::: MATERIAL FOR THIS TASK

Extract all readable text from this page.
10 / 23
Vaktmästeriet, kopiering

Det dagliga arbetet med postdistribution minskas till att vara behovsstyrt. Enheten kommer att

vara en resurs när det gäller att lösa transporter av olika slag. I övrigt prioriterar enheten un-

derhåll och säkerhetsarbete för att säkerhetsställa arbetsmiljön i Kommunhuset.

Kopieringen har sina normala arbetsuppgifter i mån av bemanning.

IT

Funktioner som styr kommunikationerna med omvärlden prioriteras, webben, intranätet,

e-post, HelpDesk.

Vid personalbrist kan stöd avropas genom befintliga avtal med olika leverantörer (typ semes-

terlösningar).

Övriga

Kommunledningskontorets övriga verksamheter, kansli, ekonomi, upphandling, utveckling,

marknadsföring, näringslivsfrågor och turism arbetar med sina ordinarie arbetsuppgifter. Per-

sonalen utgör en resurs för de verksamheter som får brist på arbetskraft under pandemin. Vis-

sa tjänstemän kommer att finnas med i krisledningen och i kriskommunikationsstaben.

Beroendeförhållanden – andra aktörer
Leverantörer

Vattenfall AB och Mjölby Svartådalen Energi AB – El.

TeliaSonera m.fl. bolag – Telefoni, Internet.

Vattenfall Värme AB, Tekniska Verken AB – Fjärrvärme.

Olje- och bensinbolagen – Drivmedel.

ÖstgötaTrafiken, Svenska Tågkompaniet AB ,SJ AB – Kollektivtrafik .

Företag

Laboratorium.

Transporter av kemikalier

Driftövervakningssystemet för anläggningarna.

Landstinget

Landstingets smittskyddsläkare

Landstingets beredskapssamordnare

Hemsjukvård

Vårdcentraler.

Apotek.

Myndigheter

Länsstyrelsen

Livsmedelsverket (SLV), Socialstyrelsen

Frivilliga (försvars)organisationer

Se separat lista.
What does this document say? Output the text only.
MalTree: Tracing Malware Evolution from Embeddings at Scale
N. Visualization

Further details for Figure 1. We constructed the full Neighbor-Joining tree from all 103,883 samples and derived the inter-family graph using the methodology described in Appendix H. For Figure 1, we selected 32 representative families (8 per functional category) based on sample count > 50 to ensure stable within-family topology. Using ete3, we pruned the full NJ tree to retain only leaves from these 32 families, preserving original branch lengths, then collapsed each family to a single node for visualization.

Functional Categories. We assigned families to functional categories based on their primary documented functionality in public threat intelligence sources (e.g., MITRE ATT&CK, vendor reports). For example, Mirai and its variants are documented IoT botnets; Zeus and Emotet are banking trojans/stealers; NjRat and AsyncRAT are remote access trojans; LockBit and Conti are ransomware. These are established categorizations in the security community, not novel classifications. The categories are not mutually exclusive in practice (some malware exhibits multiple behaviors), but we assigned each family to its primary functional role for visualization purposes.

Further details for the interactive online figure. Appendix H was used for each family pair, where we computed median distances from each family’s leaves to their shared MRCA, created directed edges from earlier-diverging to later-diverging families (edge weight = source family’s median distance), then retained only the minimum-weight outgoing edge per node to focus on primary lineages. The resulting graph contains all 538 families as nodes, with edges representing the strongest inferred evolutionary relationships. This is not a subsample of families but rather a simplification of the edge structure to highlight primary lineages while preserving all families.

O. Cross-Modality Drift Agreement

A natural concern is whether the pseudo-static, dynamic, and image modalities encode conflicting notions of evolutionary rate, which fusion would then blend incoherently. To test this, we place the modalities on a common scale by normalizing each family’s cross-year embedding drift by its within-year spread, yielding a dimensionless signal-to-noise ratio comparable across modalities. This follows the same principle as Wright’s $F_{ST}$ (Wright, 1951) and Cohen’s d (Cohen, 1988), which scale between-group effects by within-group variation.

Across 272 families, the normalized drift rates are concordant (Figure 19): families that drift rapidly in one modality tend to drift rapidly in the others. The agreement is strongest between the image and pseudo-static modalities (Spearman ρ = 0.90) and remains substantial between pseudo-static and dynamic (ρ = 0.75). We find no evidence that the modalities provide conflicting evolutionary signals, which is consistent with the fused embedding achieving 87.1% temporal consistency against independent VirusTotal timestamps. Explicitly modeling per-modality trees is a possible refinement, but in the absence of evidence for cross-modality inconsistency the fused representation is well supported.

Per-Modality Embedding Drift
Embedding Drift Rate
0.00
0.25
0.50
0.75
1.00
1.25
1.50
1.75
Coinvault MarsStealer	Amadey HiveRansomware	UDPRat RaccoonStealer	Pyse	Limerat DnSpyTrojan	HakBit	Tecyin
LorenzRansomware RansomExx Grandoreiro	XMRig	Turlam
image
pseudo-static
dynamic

::::::

- [REQUIRED WORK]:
Within the records, how many lines include "vara"? The answer is the number and nothing else.

- [ANSWER BELOW]:
2